Return the data exactly, with all pictures removed.

— start of Extracted data —

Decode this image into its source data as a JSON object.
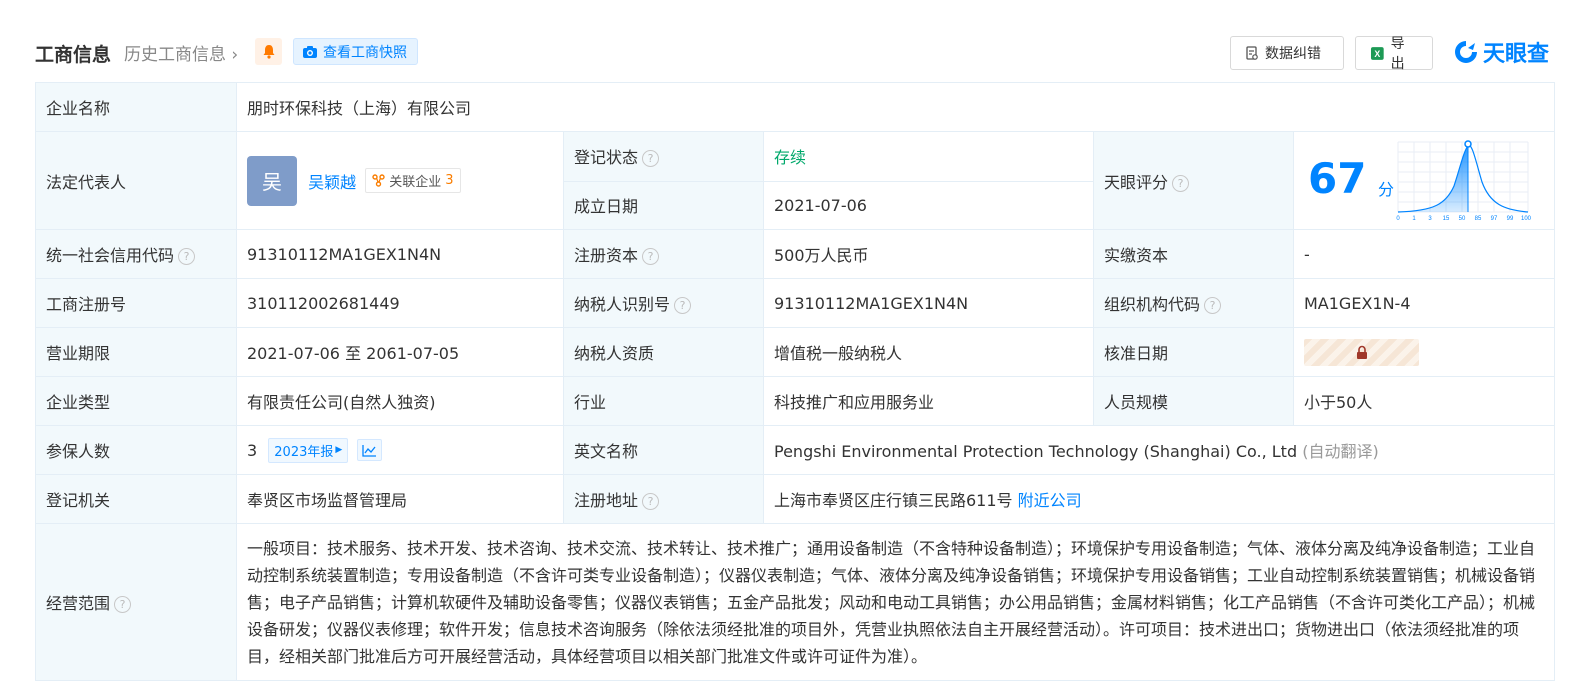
{
  "header": {
    "title": "工商信息",
    "history": "历史工商信息",
    "snapshot_label": "查看工商快照",
    "error_label": "数据纠错",
    "export_label": "导出",
    "brand": "天眼查"
  },
  "company": {
    "name_label": "企业名称",
    "name": "朋时环保科技（上海）有限公司",
    "legal_rep_label": "法定代表人",
    "legal_rep_avatar": "吴",
    "legal_rep": "吴颖越",
    "related_label": "关联企业",
    "related_count": "3",
    "status_label": "登记状态",
    "status": "存续",
    "founded_label": "成立日期",
    "founded": "2021-07-06",
    "score_label": "天眼评分",
    "score": "67",
    "score_unit": "分",
    "score_ticks": [
      "0",
      "1",
      "3",
      "15",
      "50",
      "85",
      "97",
      "99",
      "100"
    ],
    "credit_code_label": "统一社会信用代码",
    "credit_code": "91310112MA1GEX1N4N",
    "reg_capital_label": "注册资本",
    "reg_capital": "500万人民币",
    "paid_capital_label": "实缴资本",
    "paid_capital": "-",
    "reg_no_label": "工商注册号",
    "reg_no": "310112002681449",
    "taxpayer_id_label": "纳税人识别号",
    "taxpayer_id": "91310112MA1GEX1N4N",
    "org_code_label": "组织机构代码",
    "org_code": "MA1GEX1N-4",
    "term_label": "营业期限",
    "term": "2021-07-06 至 2061-07-05",
    "taxpayer_type_label": "纳税人资质",
    "taxpayer_type": "增值税一般纳税人",
    "approved_label": "核准日期",
    "type_label": "企业类型",
    "type": "有限责任公司(自然人独资)",
    "industry_label": "行业",
    "industry": "科技推广和应用服务业",
    "staff_label": "人员规模",
    "staff": "小于50人",
    "insured_label": "参保人数",
    "insured": "3",
    "insured_year": "2023年报",
    "en_name_label": "英文名称",
    "en_name": "Pengshi Environmental Protection Technology (Shanghai) Co., Ltd",
    "en_name_note": "(自动翻译)",
    "authority_label": "登记机关",
    "authority": "奉贤区市场监督管理局",
    "address_label": "注册地址",
    "address": "上海市奉贤区庄行镇三民路611号",
    "nearby_label": "附近公司",
    "scope_label": "经营范围",
    "scope": "一般项目：技术服务、技术开发、技术咨询、技术交流、技术转让、技术推广；通用设备制造（不含特种设备制造）；环境保护专用设备制造；气体、液体分离及纯净设备制造；工业自动控制系统装置制造；专用设备制造（不含许可类专业设备制造）；仪器仪表制造；气体、液体分离及纯净设备销售；环境保护专用设备销售；工业自动控制系统装置销售；机械设备销售；电子产品销售；计算机软硬件及辅助设备零售；仪器仪表销售；五金产品批发；风动和电动工具销售；办公用品销售；金属材料销售；化工产品销售（不含许可类化工产品）；机械设备研发；仪器仪表修理；软件开发；信息技术咨询服务（除依法须经批准的项目外，凭营业执照依法自主开展经营活动）。许可项目：技术进出口；货物进出口（依法须经批准的项目，经相关部门批准后方可开展经营活动，具体经营项目以相关部门批准文件或许可证件为准）。"
  },
  "icons": {
    "bell": "bell-icon",
    "camera": "camera-icon",
    "error": "doc-edit-icon",
    "excel": "excel-icon",
    "help": "question-circle-icon",
    "lock": "lock-icon",
    "trend": "trend-chart-icon"
  },
  "colors": {
    "accent": "#0084ff",
    "status_ok": "#00a86b",
    "label_bg": "#f2f9fc",
    "orange": "#fa7d00"
  }
}
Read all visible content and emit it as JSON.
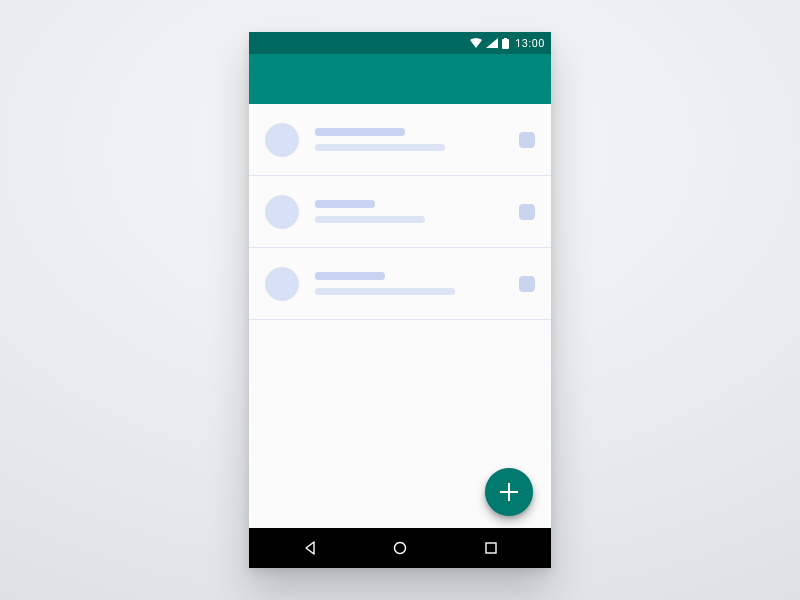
{
  "statusbar": {
    "time": "13:00",
    "icons": [
      "wifi",
      "signal",
      "battery"
    ]
  },
  "appbar": {
    "title": ""
  },
  "list": {
    "items": [
      {
        "title_width": 90,
        "subtitle_width": 130
      },
      {
        "title_width": 60,
        "subtitle_width": 110
      },
      {
        "title_width": 70,
        "subtitle_width": 140
      }
    ]
  },
  "fab": {
    "kind": "add",
    "glyph": "+"
  },
  "navbar": {
    "buttons": [
      "back",
      "home",
      "recents"
    ]
  },
  "colors": {
    "statusbar": "#00695f",
    "appbar": "#00897b",
    "fab": "#00796f",
    "skeleton": "#c8d4f0",
    "skeleton_light": "#dbe3f5",
    "avatar": "#d7e0f4"
  }
}
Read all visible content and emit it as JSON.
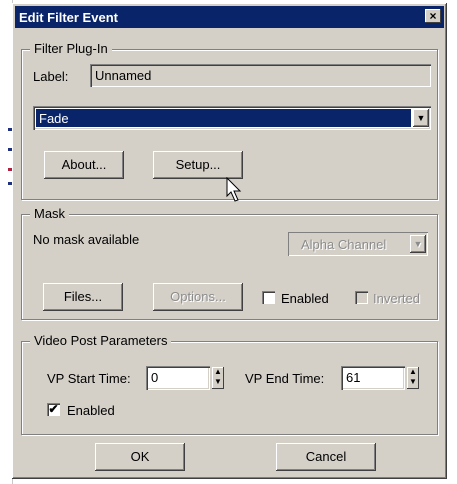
{
  "window": {
    "title": "Edit Filter Event",
    "close_glyph": "×"
  },
  "filter_plugin": {
    "group_label": "Filter Plug-In",
    "label_caption": "Label:",
    "label_value": "Unnamed",
    "selected_filter": "Fade",
    "about_label": "About...",
    "setup_label": "Setup..."
  },
  "mask": {
    "group_label": "Mask",
    "status_text": "No mask available",
    "channel_value": "Alpha Channel",
    "files_label": "Files...",
    "options_label": "Options...",
    "enabled_label": "Enabled",
    "enabled_checked": false,
    "inverted_label": "Inverted",
    "inverted_checked": false
  },
  "video_post": {
    "group_label": "Video Post Parameters",
    "start_label": "VP Start Time:",
    "start_value": "0",
    "end_label": "VP End Time:",
    "end_value": "61",
    "enabled_label": "Enabled",
    "enabled_checked": true,
    "check_glyph": "✔"
  },
  "footer": {
    "ok_label": "OK",
    "cancel_label": "Cancel"
  },
  "colors": {
    "title_bar": "#0a246a",
    "dialog_face": "#d4d0c8",
    "selection": "#0a246a"
  }
}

— end of Extracted data —

* Full answer:
Decode this image into its source data as a JSON object.
{
  "header": {
    "title": "工商信息",
    "history": "历史工商信息",
    "snapshot_label": "查看工商快照",
    "error_label": "数据纠错",
    "export_label": "导出",
    "brand": "天眼查"
  },
  "company": {
    "name_label": "企业名称",
    "name": "朋时环保科技（上海）有限公司",
    "legal_rep_label": "法定代表人",
    "legal_rep_avatar": "吴",
    "legal_rep": "吴颖越",
    "related_label": "关联企业",
    "related_count": "3",
    "status_label": "登记状态",
    "status": "存续",
    "founded_label": "成立日期",
    "founded": "2021-07-06",
    "score_label": "天眼评分",
    "score": "67",
    "score_unit": "分",
    "score_ticks": [
      "0",
      "1",
      "3",
      "15",
      "50",
      "85",
      "97",
      "99",
      "100"
    ],
    "credit_code_label": "统一社会信用代码",
    "credit_code": "91310112MA1GEX1N4N",
    "reg_capital_label": "注册资本",
    "reg_capital": "500万人民币",
    "paid_capital_label": "实缴资本",
    "paid_capital": "-",
    "reg_no_label": "工商注册号",
    "reg_no": "310112002681449",
    "taxpayer_id_label": "纳税人识别号",
    "taxpayer_id": "91310112MA1GEX1N4N",
    "org_code_label": "组织机构代码",
    "org_code": "MA1GEX1N-4",
    "term_label": "营业期限",
    "term": "2021-07-06 至 2061-07-05",
    "taxpayer_type_label": "纳税人资质",
    "taxpayer_type": "增值税一般纳税人",
    "approved_label": "核准日期",
    "type_label": "企业类型",
    "type": "有限责任公司(自然人独资)",
    "industry_label": "行业",
    "industry": "科技推广和应用服务业",
    "staff_label": "人员规模",
    "staff": "小于50人",
    "insured_label": "参保人数",
    "insured": "3",
    "insured_year": "2023年报",
    "en_name_label": "英文名称",
    "en_name": "Pengshi Environmental Protection Technology (Shanghai) Co., Ltd",
    "en_name_note": "(自动翻译)",
    "authority_label": "登记机关",
    "authority": "奉贤区市场监督管理局",
    "address_label": "注册地址",
    "address": "上海市奉贤区庄行镇三民路611号",
    "nearby_label": "附近公司",
    "scope_label": "经营范围",
    "scope": "一般项目：技术服务、技术开发、技术咨询、技术交流、技术转让、技术推广；通用设备制造（不含特种设备制造）；环境保护专用设备制造；气体、液体分离及纯净设备制造；工业自动控制系统装置制造；专用设备制造（不含许可类专业设备制造）；仪器仪表制造；气体、液体分离及纯净设备销售；环境保护专用设备销售；工业自动控制系统装置销售；机械设备销售；电子产品销售；计算机软硬件及辅助设备零售；仪器仪表销售；五金产品批发；风动和电动工具销售；办公用品销售；金属材料销售；化工产品销售（不含许可类化工产品）；机械设备研发；仪器仪表修理；软件开发；信息技术咨询服务（除依法须经批准的项目外，凭营业执照依法自主开展经营活动）。许可项目：技术进出口；货物进出口（依法须经批准的项目，经相关部门批准后方可开展经营活动，具体经营项目以相关部门批准文件或许可证件为准）。"
  },
  "icons": {
    "bell": "bell-icon",
    "camera": "camera-icon",
    "error": "doc-edit-icon",
    "excel": "excel-icon",
    "help": "question-circle-icon",
    "lock": "lock-icon",
    "trend": "trend-chart-icon"
  },
  "colors": {
    "accent": "#0084ff",
    "status_ok": "#00a86b",
    "label_bg": "#f2f9fc",
    "orange": "#fa7d00"
  }
}
Read all visible content and emit it as JSON.
{
  "statusbar": {
    "time": "13:00",
    "icons": [
      "wifi",
      "signal",
      "battery"
    ]
  },
  "appbar": {
    "title": ""
  },
  "list": {
    "items": [
      {
        "title_width": 90,
        "subtitle_width": 130
      },
      {
        "title_width": 60,
        "subtitle_width": 110
      },
      {
        "title_width": 70,
        "subtitle_width": 140
      }
    ]
  },
  "fab": {
    "kind": "add",
    "glyph": "+"
  },
  "navbar": {
    "buttons": [
      "back",
      "home",
      "recents"
    ]
  },
  "colors": {
    "statusbar": "#00695f",
    "appbar": "#00897b",
    "fab": "#00796f",
    "skeleton": "#c8d4f0",
    "skeleton_light": "#dbe3f5",
    "avatar": "#d7e0f4"
  }
}
Read all visible content and emit it as JSON.
{
  "window": {
    "title": "Edit Filter Event",
    "close_glyph": "×"
  },
  "filter_plugin": {
    "group_label": "Filter Plug-In",
    "label_caption": "Label:",
    "label_value": "Unnamed",
    "selected_filter": "Fade",
    "about_label": "About...",
    "setup_label": "Setup..."
  },
  "mask": {
    "group_label": "Mask",
    "status_text": "No mask available",
    "channel_value": "Alpha Channel",
    "files_label": "Files...",
    "options_label": "Options...",
    "enabled_label": "Enabled",
    "enabled_checked": false,
    "inverted_label": "Inverted",
    "inverted_checked": false
  },
  "video_post": {
    "group_label": "Video Post Parameters",
    "start_label": "VP Start Time:",
    "start_value": "0",
    "end_label": "VP End Time:",
    "end_value": "61",
    "enabled_label": "Enabled",
    "enabled_checked": true,
    "check_glyph": "✔"
  },
  "footer": {
    "ok_label": "OK",
    "cancel_label": "Cancel"
  },
  "colors": {
    "title_bar": "#0a246a",
    "dialog_face": "#d4d0c8",
    "selection": "#0a246a"
  }
}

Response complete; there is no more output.